§ Written problem
The records below should be written out again, exactly.

○ ○ ○ ○ ○

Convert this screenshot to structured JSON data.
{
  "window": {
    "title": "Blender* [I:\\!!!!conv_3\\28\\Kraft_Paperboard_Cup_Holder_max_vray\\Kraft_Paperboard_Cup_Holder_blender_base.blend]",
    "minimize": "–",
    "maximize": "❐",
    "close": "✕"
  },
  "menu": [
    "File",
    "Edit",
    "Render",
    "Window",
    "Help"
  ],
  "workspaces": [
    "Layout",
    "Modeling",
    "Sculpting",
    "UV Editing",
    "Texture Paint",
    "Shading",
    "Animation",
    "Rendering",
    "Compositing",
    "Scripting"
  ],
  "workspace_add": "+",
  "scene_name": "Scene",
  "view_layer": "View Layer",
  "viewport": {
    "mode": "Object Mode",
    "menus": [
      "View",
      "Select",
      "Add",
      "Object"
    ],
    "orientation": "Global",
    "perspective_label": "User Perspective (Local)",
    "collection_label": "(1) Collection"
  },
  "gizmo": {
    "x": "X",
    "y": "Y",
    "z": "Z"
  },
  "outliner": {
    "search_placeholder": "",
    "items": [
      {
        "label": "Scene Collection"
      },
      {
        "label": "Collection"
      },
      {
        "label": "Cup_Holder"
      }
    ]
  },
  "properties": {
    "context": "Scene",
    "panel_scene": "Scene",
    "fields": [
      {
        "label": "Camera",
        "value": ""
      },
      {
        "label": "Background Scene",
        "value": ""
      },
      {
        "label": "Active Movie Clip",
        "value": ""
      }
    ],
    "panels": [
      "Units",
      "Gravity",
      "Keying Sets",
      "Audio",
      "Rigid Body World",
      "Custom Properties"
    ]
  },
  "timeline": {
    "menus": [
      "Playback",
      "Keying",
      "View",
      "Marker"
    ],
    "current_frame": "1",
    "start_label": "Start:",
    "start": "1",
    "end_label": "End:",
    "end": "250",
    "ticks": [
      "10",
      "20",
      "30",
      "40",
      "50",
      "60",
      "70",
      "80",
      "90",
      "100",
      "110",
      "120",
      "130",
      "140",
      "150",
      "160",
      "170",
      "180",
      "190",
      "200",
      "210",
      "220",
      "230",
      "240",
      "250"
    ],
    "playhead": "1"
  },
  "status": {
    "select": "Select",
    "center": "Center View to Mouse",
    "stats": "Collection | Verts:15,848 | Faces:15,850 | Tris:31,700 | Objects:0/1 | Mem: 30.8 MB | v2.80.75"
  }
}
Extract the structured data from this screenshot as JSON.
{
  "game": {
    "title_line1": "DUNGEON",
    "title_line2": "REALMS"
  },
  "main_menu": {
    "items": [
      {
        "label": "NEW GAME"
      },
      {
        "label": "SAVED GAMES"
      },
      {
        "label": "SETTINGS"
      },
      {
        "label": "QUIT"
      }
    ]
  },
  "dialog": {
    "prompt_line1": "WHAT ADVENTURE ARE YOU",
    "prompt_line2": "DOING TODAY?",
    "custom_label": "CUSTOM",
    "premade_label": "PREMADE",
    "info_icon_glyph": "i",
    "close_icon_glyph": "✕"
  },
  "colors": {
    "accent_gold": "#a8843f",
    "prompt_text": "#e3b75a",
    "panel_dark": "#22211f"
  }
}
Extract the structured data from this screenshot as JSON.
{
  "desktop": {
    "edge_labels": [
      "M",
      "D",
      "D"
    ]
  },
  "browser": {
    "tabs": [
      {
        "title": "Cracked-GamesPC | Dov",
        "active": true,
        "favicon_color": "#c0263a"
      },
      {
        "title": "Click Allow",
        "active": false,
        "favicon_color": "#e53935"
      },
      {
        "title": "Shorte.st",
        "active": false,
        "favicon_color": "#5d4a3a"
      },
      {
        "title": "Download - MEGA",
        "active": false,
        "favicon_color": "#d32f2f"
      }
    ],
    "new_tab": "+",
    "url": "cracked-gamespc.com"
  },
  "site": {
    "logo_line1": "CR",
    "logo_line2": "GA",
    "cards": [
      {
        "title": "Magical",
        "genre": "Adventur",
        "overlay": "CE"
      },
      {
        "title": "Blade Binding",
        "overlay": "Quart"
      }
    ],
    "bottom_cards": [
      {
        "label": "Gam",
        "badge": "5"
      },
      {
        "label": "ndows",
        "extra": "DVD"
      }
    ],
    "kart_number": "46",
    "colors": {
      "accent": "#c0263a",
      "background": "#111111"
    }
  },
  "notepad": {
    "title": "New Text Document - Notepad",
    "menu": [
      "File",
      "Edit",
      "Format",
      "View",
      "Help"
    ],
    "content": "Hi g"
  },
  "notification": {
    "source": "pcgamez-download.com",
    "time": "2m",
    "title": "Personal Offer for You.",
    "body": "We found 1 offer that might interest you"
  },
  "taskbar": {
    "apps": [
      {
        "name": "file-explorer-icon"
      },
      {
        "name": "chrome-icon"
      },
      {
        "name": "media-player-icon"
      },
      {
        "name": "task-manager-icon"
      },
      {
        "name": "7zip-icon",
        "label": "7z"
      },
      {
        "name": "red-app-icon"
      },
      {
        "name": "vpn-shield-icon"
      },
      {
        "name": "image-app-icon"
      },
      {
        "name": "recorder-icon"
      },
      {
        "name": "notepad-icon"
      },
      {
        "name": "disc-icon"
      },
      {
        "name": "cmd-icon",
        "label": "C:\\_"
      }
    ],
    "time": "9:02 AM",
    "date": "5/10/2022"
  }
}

○ ○ ○ ○ ○

§ Result of the exercise
Convert this screenshot to structured JSON data.
{
  "window": {
    "title": "Blender* [I:\\!!!!conv_3\\28\\Kraft_Paperboard_Cup_Holder_max_vray\\Kraft_Paperboard_Cup_Holder_blender_base.blend]",
    "minimize": "–",
    "maximize": "❐",
    "close": "✕"
  },
  "menu": [
    "File",
    "Edit",
    "Render",
    "Window",
    "Help"
  ],
  "workspaces": [
    "Layout",
    "Modeling",
    "Sculpting",
    "UV Editing",
    "Texture Paint",
    "Shading",
    "Animation",
    "Rendering",
    "Compositing",
    "Scripting"
  ],
  "workspace_add": "+",
  "scene_name": "Scene",
  "view_layer": "View Layer",
  "viewport": {
    "mode": "Object Mode",
    "menus": [
      "View",
      "Select",
      "Add",
      "Object"
    ],
    "orientation": "Global",
    "perspective_label": "User Perspective (Local)",
    "collection_label": "(1) Collection"
  },
  "gizmo": {
    "x": "X",
    "y": "Y",
    "z": "Z"
  },
  "outliner": {
    "search_placeholder": "",
    "items": [
      {
        "label": "Scene Collection"
      },
      {
        "label": "Collection"
      },
      {
        "label": "Cup_Holder"
      }
    ]
  },
  "properties": {
    "context": "Scene",
    "panel_scene": "Scene",
    "fields": [
      {
        "label": "Camera",
        "value": ""
      },
      {
        "label": "Background Scene",
        "value": ""
      },
      {
        "label": "Active Movie Clip",
        "value": ""
      }
    ],
    "panels": [
      "Units",
      "Gravity",
      "Keying Sets",
      "Audio",
      "Rigid Body World",
      "Custom Properties"
    ]
  },
  "timeline": {
    "menus": [
      "Playback",
      "Keying",
      "View",
      "Marker"
    ],
    "current_frame": "1",
    "start_label": "Start:",
    "start": "1",
    "end_label": "End:",
    "end": "250",
    "ticks": [
      "10",
      "20",
      "30",
      "40",
      "50",
      "60",
      "70",
      "80",
      "90",
      "100",
      "110",
      "120",
      "130",
      "140",
      "150",
      "160",
      "170",
      "180",
      "190",
      "200",
      "210",
      "220",
      "230",
      "240",
      "250"
    ],
    "playhead": "1"
  },
  "status": {
    "select": "Select",
    "center": "Center View to Mouse",
    "stats": "Collection | Verts:15,848 | Faces:15,850 | Tris:31,700 | Objects:0/1 | Mem: 30.8 MB | v2.80.75"
  }
}
Extract the structured data from this screenshot as JSON.
{
  "game": {
    "title_line1": "DUNGEON",
    "title_line2": "REALMS"
  },
  "main_menu": {
    "items": [
      {
        "label": "NEW GAME"
      },
      {
        "label": "SAVED GAMES"
      },
      {
        "label": "SETTINGS"
      },
      {
        "label": "QUIT"
      }
    ]
  },
  "dialog": {
    "prompt_line1": "WHAT ADVENTURE ARE YOU",
    "prompt_line2": "DOING TODAY?",
    "custom_label": "CUSTOM",
    "premade_label": "PREMADE",
    "info_icon_glyph": "i",
    "close_icon_glyph": "✕"
  },
  "colors": {
    "accent_gold": "#a8843f",
    "prompt_text": "#e3b75a",
    "panel_dark": "#22211f"
  }
}
Extract the structured data from this screenshot as JSON.
{
  "desktop": {
    "edge_labels": [
      "M",
      "D",
      "D"
    ]
  },
  "browser": {
    "tabs": [
      {
        "title": "Cracked-GamesPC | Dov",
        "active": true,
        "favicon_color": "#c0263a"
      },
      {
        "title": "Click Allow",
        "active": false,
        "favicon_color": "#e53935"
      },
      {
        "title": "Shorte.st",
        "active": false,
        "favicon_color": "#5d4a3a"
      },
      {
        "title": "Download - MEGA",
        "active": false,
        "favicon_color": "#d32f2f"
      }
    ],
    "new_tab": "+",
    "url": "cracked-gamespc.com"
  },
  "site": {
    "logo_line1": "CR",
    "logo_line2": "GA",
    "cards": [
      {
        "title": "Magical",
        "genre": "Adventur",
        "overlay": "CE"
      },
      {
        "title": "Blade Binding",
        "overlay": "Quart"
      }
    ],
    "bottom_cards": [
      {
        "label": "Gam",
        "badge": "5"
      },
      {
        "label": "ndows",
        "extra": "DVD"
      }
    ],
    "kart_number": "46",
    "colors": {
      "accent": "#c0263a",
      "background": "#111111"
    }
  },
  "notepad": {
    "title": "New Text Document - Notepad",
    "menu": [
      "File",
      "Edit",
      "Format",
      "View",
      "Help"
    ],
    "content": "Hi g"
  },
  "notification": {
    "source": "pcgamez-download.com",
    "time": "2m",
    "title": "Personal Offer for You.",
    "body": "We found 1 offer that might interest you"
  },
  "taskbar": {
    "apps": [
      {
        "name": "file-explorer-icon"
      },
      {
        "name": "chrome-icon"
      },
      {
        "name": "media-player-icon"
      },
      {
        "name": "task-manager-icon"
      },
      {
        "name": "7zip-icon",
        "label": "7z"
      },
      {
        "name": "red-app-icon"
      },
      {
        "name": "vpn-shield-icon"
      },
      {
        "name": "image-app-icon"
      },
      {
        "name": "recorder-icon"
      },
      {
        "name": "notepad-icon"
      },
      {
        "name": "disc-icon"
      },
      {
        "name": "cmd-icon",
        "label": "C:\\_"
      }
    ],
    "time": "9:02 AM",
    "date": "5/10/2022"
  }
}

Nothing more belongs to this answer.